>> begin Information supplied
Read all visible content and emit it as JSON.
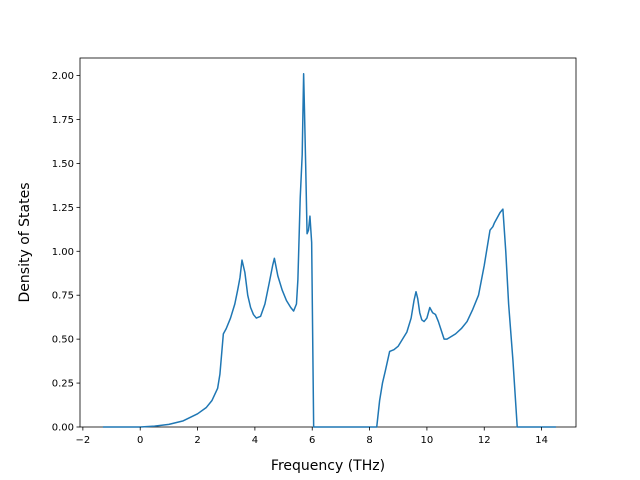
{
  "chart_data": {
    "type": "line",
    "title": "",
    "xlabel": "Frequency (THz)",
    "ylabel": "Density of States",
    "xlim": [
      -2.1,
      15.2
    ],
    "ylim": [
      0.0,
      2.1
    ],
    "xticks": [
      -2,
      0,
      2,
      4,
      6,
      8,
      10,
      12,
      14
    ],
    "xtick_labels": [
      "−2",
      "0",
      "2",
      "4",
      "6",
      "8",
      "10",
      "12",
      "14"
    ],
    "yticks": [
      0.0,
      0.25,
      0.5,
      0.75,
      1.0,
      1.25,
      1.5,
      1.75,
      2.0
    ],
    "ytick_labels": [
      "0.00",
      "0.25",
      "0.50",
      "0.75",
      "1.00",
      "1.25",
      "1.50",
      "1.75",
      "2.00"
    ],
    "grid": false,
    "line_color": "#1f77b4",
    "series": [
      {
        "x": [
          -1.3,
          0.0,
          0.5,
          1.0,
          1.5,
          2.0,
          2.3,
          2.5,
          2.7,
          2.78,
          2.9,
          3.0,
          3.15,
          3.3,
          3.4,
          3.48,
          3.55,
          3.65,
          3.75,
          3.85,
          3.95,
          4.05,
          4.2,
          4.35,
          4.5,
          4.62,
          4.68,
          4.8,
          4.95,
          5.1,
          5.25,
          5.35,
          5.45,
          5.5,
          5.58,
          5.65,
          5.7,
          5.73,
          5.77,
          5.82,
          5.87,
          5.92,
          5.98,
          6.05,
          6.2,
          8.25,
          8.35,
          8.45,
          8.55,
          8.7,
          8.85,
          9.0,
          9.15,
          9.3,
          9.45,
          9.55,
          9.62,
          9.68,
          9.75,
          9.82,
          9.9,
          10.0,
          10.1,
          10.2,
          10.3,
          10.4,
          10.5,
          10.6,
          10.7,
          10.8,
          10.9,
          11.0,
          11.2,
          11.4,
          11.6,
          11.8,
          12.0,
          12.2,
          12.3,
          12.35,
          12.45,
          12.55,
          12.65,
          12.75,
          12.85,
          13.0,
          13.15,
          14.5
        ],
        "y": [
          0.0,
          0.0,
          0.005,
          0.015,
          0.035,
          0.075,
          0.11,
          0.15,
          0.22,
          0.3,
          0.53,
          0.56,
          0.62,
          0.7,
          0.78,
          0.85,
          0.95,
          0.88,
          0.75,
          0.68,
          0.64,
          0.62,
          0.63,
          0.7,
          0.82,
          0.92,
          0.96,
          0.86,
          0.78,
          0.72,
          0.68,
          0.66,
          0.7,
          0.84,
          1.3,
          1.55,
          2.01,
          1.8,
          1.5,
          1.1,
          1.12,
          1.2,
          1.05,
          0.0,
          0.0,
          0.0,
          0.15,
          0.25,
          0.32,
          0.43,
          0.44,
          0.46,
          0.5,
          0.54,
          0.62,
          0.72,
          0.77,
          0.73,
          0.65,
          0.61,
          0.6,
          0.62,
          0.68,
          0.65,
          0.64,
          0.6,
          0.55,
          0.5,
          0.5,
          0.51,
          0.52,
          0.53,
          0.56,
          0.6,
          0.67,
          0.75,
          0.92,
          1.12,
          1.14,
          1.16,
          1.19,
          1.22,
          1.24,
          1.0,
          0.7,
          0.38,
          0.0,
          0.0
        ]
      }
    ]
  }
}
>> end Information supplied
>> begin Information supplied
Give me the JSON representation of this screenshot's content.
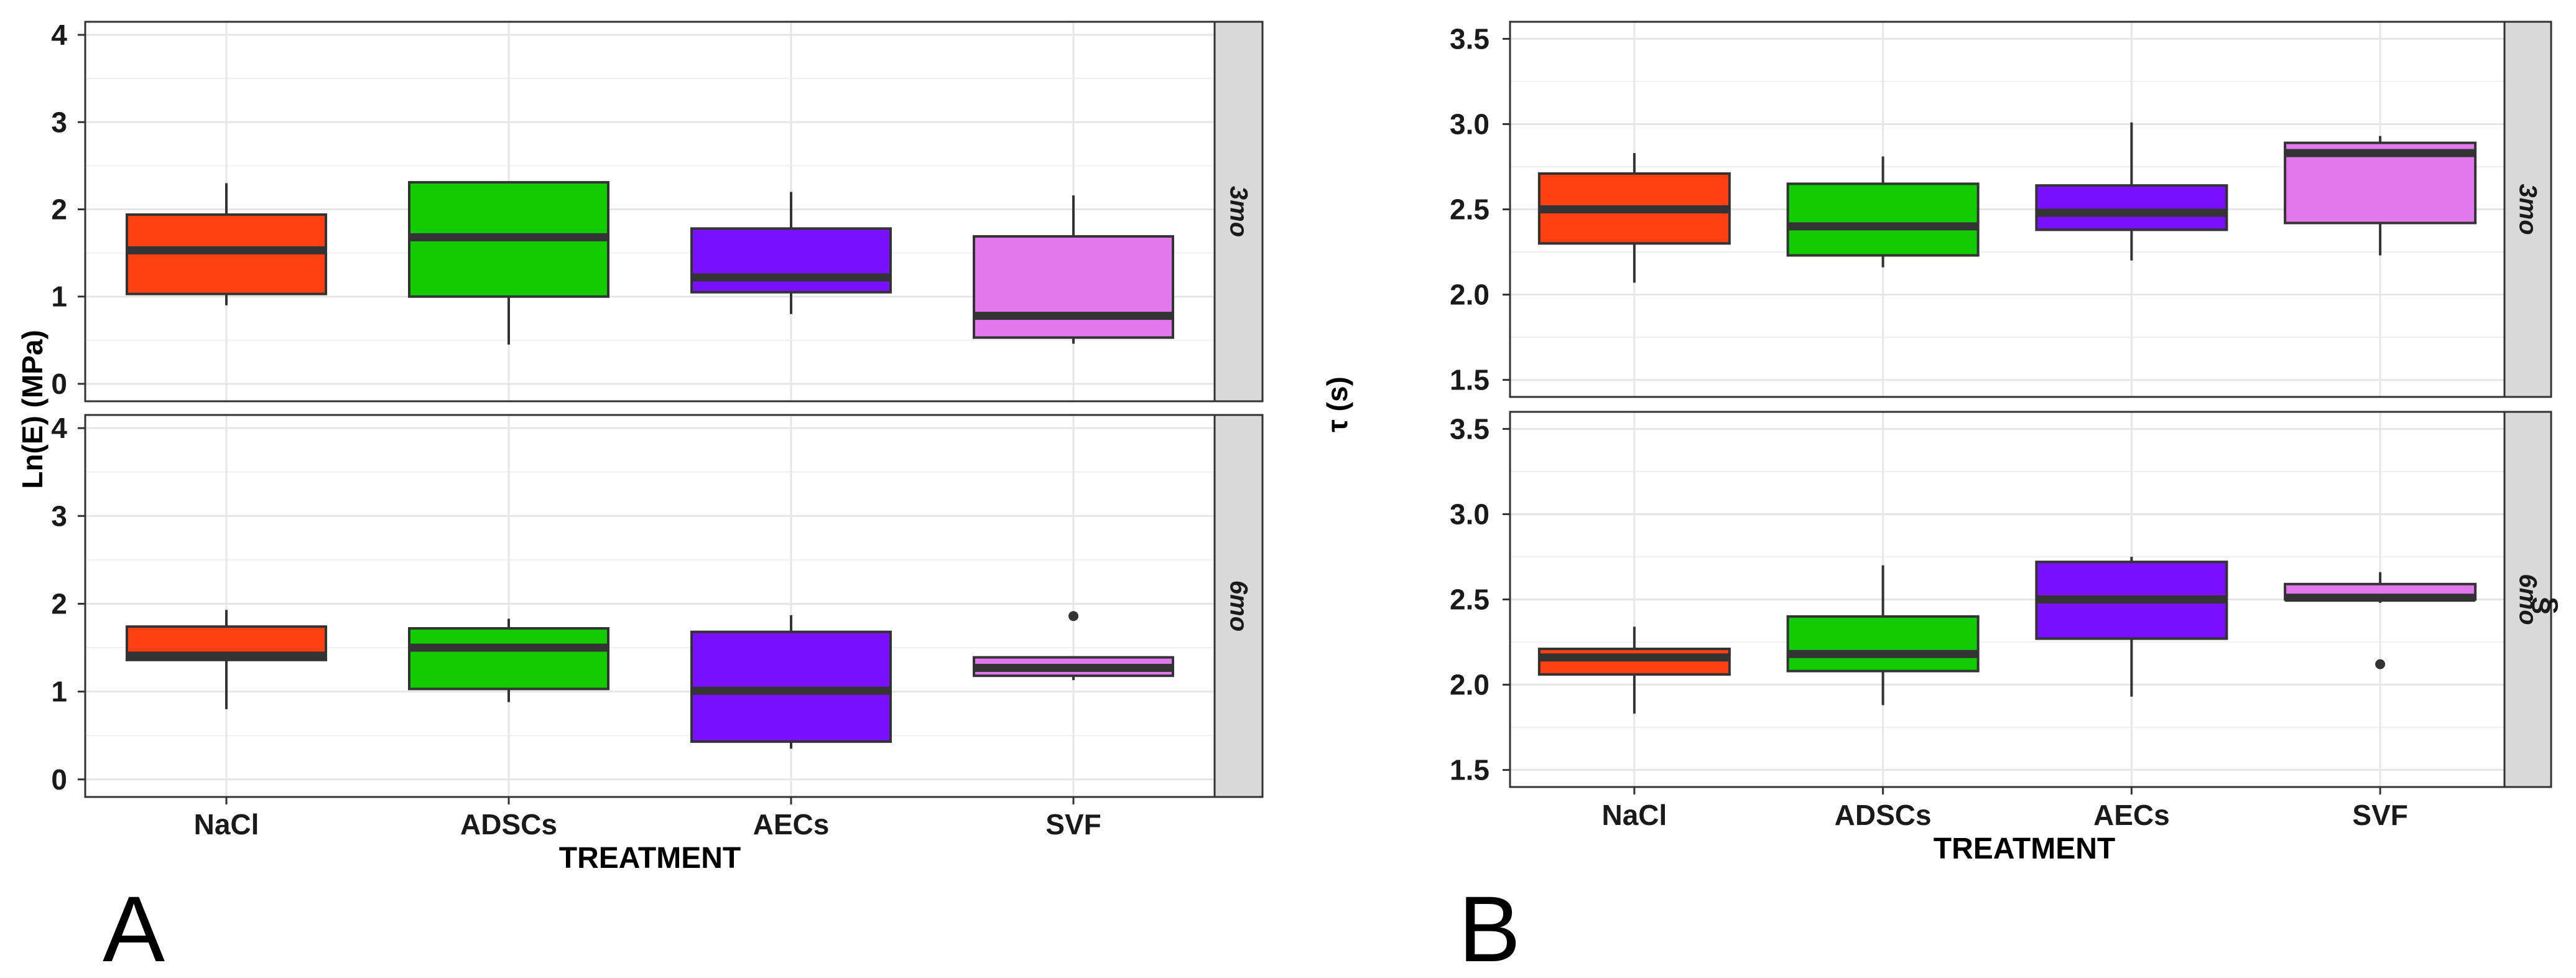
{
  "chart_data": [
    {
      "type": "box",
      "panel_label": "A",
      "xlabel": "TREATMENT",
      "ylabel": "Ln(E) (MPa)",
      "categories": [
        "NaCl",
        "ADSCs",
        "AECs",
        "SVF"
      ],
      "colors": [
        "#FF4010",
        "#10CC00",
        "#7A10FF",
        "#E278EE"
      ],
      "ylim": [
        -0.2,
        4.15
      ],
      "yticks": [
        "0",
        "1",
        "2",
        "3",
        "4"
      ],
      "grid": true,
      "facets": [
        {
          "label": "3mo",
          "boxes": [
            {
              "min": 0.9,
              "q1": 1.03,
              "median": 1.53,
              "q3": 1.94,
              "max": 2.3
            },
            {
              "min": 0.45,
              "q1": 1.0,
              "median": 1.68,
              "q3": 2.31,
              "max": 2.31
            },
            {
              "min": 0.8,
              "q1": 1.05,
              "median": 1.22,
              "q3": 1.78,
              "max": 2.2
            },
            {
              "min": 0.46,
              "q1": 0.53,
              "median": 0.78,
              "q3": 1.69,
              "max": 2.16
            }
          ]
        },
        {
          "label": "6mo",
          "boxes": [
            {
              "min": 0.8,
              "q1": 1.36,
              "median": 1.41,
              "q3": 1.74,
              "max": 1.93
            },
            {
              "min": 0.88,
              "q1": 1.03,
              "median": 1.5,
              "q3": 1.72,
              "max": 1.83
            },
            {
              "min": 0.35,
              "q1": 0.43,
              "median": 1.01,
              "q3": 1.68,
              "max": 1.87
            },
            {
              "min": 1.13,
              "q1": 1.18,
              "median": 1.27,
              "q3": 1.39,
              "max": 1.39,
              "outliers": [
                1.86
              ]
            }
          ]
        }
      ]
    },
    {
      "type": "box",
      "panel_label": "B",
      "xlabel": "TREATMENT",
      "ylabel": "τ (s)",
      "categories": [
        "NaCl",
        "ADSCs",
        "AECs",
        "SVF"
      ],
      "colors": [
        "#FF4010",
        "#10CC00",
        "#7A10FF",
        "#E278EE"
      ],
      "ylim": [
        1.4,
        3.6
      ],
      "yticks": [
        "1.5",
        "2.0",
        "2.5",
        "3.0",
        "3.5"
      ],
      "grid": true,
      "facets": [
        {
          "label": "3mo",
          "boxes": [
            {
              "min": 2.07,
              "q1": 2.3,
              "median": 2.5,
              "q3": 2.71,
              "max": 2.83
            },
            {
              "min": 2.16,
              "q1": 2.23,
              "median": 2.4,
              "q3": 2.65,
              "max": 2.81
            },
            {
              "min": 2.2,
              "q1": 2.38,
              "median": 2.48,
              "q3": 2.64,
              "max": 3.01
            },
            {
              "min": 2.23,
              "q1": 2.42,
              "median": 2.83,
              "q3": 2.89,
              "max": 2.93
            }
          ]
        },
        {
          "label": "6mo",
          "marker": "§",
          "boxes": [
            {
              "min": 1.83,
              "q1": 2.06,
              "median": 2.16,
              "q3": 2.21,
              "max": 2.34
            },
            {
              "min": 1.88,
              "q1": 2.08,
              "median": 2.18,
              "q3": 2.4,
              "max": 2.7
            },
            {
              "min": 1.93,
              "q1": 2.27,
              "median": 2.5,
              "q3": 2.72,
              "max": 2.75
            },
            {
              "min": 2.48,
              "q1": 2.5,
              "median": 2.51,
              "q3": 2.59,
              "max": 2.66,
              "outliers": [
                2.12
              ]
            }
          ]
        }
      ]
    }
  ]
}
>> end Information supplied
Show all lines above holding "content".

Read all visible content and emit it as JSON.
Give me the JSON representation of this screenshot's content.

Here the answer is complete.